INSTRUCTION
Wherever the word "implemented" appears in the entries, copy the whole line.
++++ DATA SHOWN
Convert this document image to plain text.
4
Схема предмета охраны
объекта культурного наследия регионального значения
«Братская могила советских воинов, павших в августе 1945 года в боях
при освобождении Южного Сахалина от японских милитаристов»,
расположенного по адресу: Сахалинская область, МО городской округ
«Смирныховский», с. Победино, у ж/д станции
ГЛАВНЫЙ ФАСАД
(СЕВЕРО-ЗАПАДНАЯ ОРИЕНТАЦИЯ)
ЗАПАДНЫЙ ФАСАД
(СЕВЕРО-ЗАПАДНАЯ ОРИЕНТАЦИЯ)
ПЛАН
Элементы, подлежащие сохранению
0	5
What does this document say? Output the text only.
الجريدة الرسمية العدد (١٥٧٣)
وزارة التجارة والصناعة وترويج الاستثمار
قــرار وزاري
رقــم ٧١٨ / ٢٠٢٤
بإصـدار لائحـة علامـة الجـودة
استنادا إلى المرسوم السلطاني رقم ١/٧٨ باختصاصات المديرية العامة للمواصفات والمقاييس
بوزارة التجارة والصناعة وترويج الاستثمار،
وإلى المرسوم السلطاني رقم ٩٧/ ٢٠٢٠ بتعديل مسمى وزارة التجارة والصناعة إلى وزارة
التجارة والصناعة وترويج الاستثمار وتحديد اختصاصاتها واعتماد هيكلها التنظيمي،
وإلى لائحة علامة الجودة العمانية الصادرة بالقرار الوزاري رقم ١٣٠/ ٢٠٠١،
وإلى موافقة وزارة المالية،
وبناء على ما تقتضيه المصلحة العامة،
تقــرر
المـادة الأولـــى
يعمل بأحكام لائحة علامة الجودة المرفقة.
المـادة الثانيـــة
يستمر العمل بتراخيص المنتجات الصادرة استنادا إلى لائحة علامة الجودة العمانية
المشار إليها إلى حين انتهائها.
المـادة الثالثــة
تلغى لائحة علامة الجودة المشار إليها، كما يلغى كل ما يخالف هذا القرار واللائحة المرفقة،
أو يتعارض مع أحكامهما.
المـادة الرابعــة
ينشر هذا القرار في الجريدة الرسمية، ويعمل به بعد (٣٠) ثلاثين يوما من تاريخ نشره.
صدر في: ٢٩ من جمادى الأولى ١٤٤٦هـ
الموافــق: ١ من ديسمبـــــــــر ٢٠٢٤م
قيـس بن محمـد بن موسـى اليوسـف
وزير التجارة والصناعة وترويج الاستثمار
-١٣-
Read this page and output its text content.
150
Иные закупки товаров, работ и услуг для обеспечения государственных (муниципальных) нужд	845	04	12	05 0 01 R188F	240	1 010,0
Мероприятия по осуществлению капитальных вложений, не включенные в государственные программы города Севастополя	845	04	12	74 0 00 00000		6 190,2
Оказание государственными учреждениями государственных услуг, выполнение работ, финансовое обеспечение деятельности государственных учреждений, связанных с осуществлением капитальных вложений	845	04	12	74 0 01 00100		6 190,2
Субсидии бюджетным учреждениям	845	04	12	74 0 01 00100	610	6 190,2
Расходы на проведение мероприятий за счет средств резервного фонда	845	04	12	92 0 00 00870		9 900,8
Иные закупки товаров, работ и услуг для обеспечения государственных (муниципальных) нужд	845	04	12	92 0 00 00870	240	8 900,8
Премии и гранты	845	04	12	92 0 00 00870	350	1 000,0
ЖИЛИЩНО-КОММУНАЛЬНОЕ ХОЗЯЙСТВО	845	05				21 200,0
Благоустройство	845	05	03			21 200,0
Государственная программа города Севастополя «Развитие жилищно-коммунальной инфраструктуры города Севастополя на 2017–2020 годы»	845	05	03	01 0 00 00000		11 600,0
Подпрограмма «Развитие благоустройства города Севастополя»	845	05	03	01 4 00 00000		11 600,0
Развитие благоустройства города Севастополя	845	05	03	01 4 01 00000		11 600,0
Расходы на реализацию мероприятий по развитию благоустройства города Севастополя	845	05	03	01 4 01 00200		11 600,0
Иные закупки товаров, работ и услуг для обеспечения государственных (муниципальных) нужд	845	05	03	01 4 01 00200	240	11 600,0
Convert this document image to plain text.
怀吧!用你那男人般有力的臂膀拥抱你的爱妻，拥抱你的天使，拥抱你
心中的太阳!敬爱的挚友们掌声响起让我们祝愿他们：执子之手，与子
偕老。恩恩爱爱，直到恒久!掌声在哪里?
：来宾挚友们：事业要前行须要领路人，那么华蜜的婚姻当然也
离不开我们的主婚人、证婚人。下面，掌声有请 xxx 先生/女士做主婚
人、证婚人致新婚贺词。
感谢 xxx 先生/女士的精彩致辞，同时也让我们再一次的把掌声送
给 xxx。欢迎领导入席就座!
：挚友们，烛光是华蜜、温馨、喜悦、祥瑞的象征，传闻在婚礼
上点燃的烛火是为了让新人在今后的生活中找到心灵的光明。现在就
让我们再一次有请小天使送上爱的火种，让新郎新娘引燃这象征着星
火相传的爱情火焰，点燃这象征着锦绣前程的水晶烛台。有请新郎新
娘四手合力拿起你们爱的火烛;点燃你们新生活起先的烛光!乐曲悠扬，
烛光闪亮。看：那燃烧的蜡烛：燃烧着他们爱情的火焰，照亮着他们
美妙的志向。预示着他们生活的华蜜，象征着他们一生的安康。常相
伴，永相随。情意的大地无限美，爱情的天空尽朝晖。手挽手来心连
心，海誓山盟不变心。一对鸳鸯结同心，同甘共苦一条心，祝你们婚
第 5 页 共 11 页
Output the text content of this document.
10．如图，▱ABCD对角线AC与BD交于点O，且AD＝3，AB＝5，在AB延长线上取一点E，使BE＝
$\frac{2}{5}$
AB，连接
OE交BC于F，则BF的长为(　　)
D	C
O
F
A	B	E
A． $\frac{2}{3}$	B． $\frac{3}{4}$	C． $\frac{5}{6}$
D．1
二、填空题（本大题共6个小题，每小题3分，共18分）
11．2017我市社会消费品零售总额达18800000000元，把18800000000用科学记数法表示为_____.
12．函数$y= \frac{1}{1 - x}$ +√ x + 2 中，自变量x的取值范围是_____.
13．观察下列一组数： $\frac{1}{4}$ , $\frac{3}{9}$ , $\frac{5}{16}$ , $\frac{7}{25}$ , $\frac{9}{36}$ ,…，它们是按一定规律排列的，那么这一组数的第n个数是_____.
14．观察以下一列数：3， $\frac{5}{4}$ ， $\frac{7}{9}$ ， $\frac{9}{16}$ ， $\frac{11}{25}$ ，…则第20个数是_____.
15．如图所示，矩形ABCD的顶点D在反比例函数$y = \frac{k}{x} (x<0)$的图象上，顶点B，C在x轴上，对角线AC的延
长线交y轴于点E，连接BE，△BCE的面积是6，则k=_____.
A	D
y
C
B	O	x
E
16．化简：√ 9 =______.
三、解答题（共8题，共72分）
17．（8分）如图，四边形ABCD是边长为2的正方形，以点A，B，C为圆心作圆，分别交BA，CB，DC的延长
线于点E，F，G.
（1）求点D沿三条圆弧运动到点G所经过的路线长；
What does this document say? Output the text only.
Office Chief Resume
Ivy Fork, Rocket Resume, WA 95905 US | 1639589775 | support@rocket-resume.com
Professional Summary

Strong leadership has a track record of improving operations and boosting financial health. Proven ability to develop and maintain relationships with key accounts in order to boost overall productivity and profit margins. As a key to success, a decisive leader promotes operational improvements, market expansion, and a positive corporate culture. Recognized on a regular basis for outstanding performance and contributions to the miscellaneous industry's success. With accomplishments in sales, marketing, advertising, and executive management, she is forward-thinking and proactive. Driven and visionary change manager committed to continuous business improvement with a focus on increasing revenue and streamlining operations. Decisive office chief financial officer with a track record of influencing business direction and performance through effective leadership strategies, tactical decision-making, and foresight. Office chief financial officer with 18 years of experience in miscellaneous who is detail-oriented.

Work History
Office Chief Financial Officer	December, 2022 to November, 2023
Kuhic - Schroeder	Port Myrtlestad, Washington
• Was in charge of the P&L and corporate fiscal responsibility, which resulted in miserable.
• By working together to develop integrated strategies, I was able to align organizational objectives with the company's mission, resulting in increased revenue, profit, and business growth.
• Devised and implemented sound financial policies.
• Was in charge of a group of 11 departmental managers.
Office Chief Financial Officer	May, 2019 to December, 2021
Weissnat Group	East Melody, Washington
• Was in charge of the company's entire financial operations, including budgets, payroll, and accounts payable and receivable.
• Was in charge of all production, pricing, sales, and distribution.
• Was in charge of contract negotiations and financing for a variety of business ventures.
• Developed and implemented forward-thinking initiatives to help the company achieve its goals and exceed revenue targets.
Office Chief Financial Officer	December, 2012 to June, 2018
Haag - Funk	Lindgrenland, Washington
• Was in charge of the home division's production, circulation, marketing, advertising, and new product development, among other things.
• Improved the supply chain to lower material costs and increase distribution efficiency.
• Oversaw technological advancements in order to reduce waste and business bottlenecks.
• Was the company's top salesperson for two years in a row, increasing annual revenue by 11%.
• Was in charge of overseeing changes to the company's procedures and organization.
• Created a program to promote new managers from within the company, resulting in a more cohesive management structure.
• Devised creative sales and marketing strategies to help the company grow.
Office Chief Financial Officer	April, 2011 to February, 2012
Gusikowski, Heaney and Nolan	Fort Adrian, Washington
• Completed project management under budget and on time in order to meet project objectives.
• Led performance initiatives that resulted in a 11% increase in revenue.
++++++++
RESULT FOR THIS EXERCISE
• Devised and implemented sound financial policies.
• Developed and implemented forward-thinking initiatives to help the company achieve its goals and exceed revenue targets.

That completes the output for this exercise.